→ **EXERCISE DETAILS**
Read the entries below and pull out each line with the string "Solution".

------ RAW DATA

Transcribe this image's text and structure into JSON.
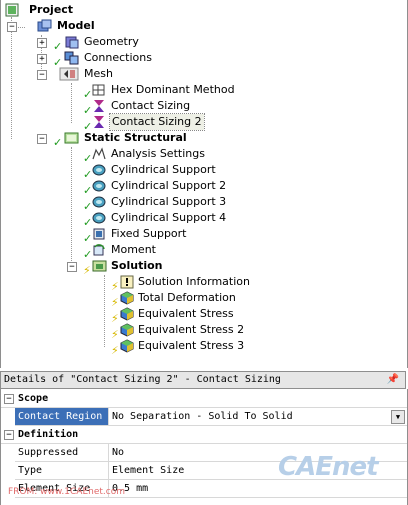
{
  "tree": {
    "project": "Project",
    "model": "Model",
    "geometry": "Geometry",
    "connections": "Connections",
    "mesh": "Mesh",
    "hex_dominant": "Hex Dominant Method",
    "contact_sizing": "Contact Sizing",
    "contact_sizing_2": "Contact Sizing 2",
    "static_structural": "Static Structural",
    "analysis_settings": "Analysis Settings",
    "cyl_support_1": "Cylindrical Support",
    "cyl_support_2": "Cylindrical Support 2",
    "cyl_support_3": "Cylindrical Support 3",
    "cyl_support_4": "Cylindrical Support 4",
    "fixed_support": "Fixed Support",
    "moment": "Moment",
    "solution": "Solution",
    "solution_information": "Solution Information",
    "total_deformation": "Total Deformation",
    "equivalent_stress": "Equivalent Stress",
    "equivalent_stress_2": "Equivalent Stress 2",
    "equivalent_stress_3": "Equivalent Stress 3"
  },
  "details": {
    "header": "Details of \"Contact Sizing 2\" - Contact Sizing",
    "scope_label": "Scope",
    "contact_region_key": "Contact Region",
    "contact_region_value": "No Separation - Solid To Solid",
    "definition_label": "Definition",
    "suppressed_key": "Suppressed",
    "suppressed_value": "No",
    "type_key": "Type",
    "type_value": "Element Size",
    "element_size_key": "Element Size",
    "element_size_value": "0.5 mm"
  },
  "watermark": "CAEnet",
  "footer": "FROM: www.1CAEnet.com",
  "colors": {
    "selection": "#3c6fb7",
    "check": "#1f9a1f",
    "pending": "#d6b800"
  }
}
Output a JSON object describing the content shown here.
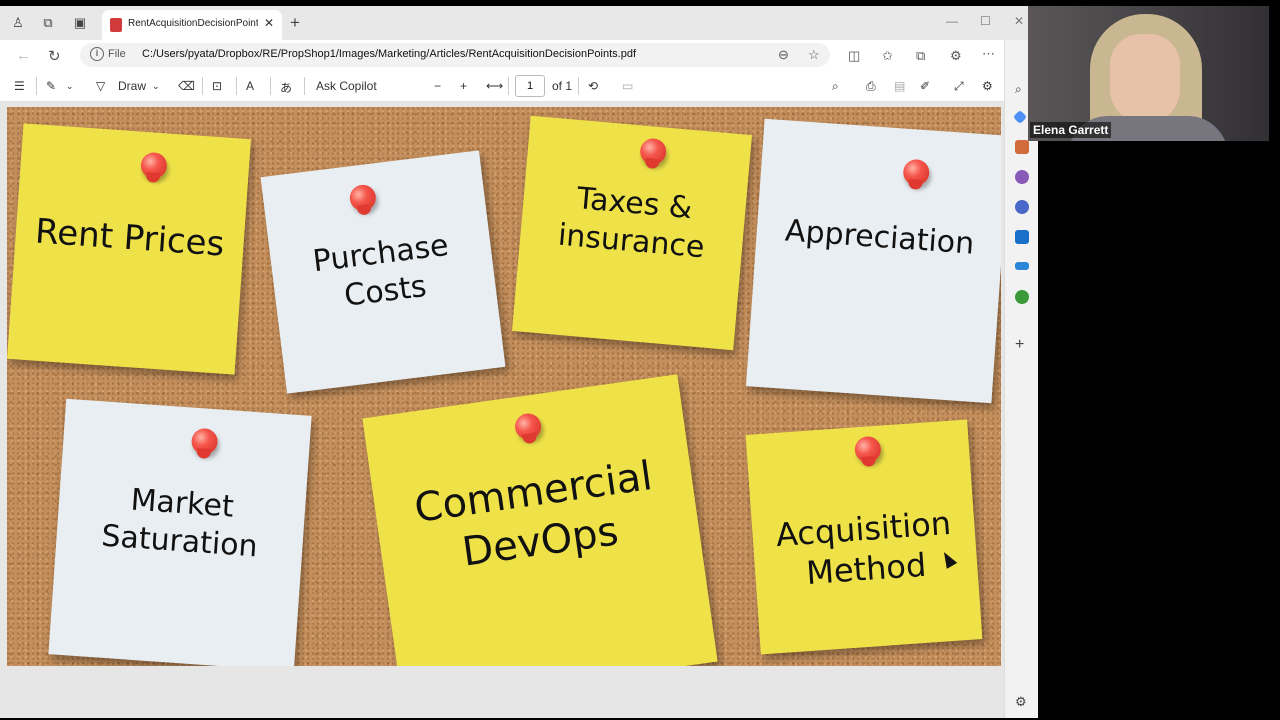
{
  "browser": {
    "tab_title": "RentAcquisitionDecisionPoints.pdf",
    "tab_close": "✕",
    "new_tab": "+",
    "file_label": "File",
    "url": "C:/Users/pyata/Dropbox/RE/PropShop1/Images/Marketing/Articles/RentAcquisitionDecisionPoints.pdf"
  },
  "pdf_toolbar": {
    "draw_label": "Draw",
    "copilot_label": "Ask Copilot",
    "page_current": "1",
    "page_total": "of 1"
  },
  "notes": [
    {
      "text": "Rent Prices",
      "color": "yellow"
    },
    {
      "text": "Purchase Costs",
      "color": "white"
    },
    {
      "text": "Taxes & insurance",
      "color": "yellow"
    },
    {
      "text": "Appreciation",
      "color": "white"
    },
    {
      "text": "Market Saturation",
      "color": "white"
    },
    {
      "text": "Commercial DevOps",
      "color": "yellow"
    },
    {
      "text": "Acquisition Method",
      "color": "yellow"
    }
  ],
  "video": {
    "participant_name": "Elena Garrett"
  },
  "colors": {
    "note_yellow": "#efe249",
    "note_white": "#e9eef2",
    "pin_red": "#e0392f",
    "cork": "#c48f5c"
  }
}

------------

→ **RESPONSE TO THE EXERCISE**
    "solution": "Solution",
    "solution_information": "Solution Information",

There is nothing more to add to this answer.